[START Records to process]
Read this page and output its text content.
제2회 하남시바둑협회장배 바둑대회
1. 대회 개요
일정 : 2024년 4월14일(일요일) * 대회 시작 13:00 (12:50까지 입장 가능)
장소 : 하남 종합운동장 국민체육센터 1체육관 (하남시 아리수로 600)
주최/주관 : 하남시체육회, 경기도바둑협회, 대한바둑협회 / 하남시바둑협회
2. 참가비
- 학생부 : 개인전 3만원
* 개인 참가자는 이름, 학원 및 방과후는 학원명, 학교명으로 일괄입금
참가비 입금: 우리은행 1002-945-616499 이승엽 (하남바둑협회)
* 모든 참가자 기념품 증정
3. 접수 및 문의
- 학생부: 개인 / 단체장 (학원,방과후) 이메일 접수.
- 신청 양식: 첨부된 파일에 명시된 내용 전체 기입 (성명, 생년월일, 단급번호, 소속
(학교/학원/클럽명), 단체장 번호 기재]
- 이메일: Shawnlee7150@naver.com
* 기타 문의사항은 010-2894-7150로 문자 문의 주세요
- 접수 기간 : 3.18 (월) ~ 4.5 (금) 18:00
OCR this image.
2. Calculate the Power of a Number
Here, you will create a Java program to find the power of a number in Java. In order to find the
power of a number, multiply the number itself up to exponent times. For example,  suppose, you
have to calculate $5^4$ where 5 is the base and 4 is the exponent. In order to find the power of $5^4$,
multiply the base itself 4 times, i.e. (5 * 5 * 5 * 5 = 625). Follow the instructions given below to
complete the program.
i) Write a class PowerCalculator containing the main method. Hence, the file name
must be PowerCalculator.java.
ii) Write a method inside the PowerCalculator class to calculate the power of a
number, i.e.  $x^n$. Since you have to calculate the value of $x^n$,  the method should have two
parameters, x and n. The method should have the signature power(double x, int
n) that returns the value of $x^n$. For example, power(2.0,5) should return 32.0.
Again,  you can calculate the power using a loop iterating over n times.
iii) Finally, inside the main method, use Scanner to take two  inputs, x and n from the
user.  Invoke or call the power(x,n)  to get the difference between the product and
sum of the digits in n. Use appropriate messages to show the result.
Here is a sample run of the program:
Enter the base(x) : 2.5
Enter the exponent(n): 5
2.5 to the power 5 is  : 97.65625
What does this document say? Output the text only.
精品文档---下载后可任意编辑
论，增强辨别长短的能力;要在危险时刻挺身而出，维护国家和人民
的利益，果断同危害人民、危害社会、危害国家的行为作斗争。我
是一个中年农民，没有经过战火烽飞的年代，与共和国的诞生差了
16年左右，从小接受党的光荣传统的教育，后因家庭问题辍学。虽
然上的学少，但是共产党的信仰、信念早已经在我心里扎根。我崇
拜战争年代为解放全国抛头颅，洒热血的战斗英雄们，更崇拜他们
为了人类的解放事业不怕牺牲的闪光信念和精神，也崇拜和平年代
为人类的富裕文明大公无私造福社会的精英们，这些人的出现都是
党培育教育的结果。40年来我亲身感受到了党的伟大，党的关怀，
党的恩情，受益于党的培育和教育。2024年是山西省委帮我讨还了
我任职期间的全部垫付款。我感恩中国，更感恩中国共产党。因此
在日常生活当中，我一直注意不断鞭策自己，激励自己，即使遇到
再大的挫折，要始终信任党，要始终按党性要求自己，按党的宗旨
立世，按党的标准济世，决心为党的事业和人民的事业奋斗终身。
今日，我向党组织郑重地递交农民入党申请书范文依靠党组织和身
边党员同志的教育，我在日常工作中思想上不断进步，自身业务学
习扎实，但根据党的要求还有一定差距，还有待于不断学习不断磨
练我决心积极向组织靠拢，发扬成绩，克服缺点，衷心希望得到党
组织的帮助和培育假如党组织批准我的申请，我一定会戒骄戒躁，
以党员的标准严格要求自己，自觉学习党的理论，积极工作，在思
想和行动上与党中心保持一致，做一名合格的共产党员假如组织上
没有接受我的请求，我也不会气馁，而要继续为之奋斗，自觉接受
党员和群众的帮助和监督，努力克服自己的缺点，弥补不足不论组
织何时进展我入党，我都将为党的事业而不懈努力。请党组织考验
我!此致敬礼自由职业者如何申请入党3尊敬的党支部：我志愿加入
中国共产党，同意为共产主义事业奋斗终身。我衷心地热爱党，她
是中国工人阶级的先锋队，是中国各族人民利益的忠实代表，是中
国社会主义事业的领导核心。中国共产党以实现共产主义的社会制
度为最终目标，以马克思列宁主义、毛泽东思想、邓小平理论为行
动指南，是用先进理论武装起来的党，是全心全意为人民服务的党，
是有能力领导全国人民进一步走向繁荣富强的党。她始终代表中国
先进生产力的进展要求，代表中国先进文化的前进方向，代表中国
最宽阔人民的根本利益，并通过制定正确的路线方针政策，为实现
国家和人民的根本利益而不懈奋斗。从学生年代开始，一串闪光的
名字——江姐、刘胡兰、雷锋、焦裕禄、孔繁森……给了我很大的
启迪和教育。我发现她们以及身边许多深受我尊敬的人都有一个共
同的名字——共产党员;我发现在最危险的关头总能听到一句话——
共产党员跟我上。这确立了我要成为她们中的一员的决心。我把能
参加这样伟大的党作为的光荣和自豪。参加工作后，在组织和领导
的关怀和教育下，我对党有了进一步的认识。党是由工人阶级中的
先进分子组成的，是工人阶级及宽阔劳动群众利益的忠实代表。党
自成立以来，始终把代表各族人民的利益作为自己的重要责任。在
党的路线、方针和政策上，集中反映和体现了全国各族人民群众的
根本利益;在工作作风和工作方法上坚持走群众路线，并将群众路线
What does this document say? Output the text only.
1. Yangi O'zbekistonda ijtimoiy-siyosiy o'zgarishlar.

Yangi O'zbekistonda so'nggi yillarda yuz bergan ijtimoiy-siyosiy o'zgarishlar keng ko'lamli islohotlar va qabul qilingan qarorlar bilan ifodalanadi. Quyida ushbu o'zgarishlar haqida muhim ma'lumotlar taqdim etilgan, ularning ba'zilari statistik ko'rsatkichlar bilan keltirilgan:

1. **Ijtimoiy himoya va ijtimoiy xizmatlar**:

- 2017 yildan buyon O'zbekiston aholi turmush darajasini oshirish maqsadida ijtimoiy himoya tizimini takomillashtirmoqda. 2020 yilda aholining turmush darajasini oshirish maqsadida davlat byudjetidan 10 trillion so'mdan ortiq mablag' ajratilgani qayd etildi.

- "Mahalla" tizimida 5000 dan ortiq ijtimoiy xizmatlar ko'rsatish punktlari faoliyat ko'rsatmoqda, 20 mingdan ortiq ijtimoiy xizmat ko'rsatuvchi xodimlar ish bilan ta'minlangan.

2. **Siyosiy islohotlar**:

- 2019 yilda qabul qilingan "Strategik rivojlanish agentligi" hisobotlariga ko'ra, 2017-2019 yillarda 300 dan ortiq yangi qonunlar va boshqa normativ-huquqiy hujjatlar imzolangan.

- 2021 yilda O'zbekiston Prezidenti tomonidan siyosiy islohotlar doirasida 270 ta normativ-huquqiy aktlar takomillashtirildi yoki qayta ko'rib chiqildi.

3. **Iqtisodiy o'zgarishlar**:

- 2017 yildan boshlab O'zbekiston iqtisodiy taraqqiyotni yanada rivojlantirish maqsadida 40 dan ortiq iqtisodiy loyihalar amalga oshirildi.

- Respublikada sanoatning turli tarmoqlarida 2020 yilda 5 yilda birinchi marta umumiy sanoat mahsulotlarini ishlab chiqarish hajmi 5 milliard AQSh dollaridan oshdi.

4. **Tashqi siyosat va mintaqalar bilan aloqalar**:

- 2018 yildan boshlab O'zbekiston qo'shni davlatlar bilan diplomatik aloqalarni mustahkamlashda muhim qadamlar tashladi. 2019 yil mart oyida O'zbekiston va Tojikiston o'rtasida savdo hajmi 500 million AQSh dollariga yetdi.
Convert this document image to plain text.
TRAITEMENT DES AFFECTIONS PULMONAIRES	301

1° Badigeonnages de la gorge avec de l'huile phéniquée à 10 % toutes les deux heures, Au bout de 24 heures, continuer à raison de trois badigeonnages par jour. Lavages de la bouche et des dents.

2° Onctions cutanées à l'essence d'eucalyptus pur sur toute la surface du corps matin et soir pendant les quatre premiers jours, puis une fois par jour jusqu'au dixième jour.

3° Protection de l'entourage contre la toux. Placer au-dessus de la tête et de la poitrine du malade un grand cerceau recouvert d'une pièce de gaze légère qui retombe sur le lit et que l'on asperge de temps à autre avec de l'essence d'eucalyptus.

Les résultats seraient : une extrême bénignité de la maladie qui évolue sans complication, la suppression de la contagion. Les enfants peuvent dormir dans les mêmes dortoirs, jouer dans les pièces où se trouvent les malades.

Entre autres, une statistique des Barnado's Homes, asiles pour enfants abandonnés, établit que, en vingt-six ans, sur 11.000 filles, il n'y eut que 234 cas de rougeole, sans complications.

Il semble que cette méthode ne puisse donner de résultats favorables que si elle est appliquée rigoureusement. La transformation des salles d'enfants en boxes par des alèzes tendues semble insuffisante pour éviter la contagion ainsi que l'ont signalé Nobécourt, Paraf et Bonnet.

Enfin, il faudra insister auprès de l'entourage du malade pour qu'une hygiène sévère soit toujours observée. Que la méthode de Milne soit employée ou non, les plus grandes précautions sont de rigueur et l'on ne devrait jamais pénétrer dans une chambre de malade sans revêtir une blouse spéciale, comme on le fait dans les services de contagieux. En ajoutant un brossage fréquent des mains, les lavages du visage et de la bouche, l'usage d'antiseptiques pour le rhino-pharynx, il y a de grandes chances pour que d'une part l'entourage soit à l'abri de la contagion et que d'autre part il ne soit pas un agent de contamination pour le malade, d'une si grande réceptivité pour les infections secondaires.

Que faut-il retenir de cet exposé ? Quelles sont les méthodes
[END Records to process]
- **Task instructions**: Return the lines of the records that include the string "qilingan".

- **Worked answer**:
Yangi O'zbekistonda so'nggi yillarda yuz bergan ijtimoiy-siyosiy o'zgarishlar keng ko'lamli islohotlar va qabul qilingan qarorlar bilan ifodalanadi. Quyida ushbu o'zgarishlar haqida muhim ma'lumotlar taqdim etilgan, ularning ba'zilari statistik ko'rsatkichlar bilan keltirilgan:
- 2019 yilda qabul qilingan "Strategik rivojlanish agentligi" hisobotlariga ko'ra, 2017-2019 yillarda 300 dan ortiq yangi qonunlar va boshqa normativ-huquqiy hujjatlar imzolangan.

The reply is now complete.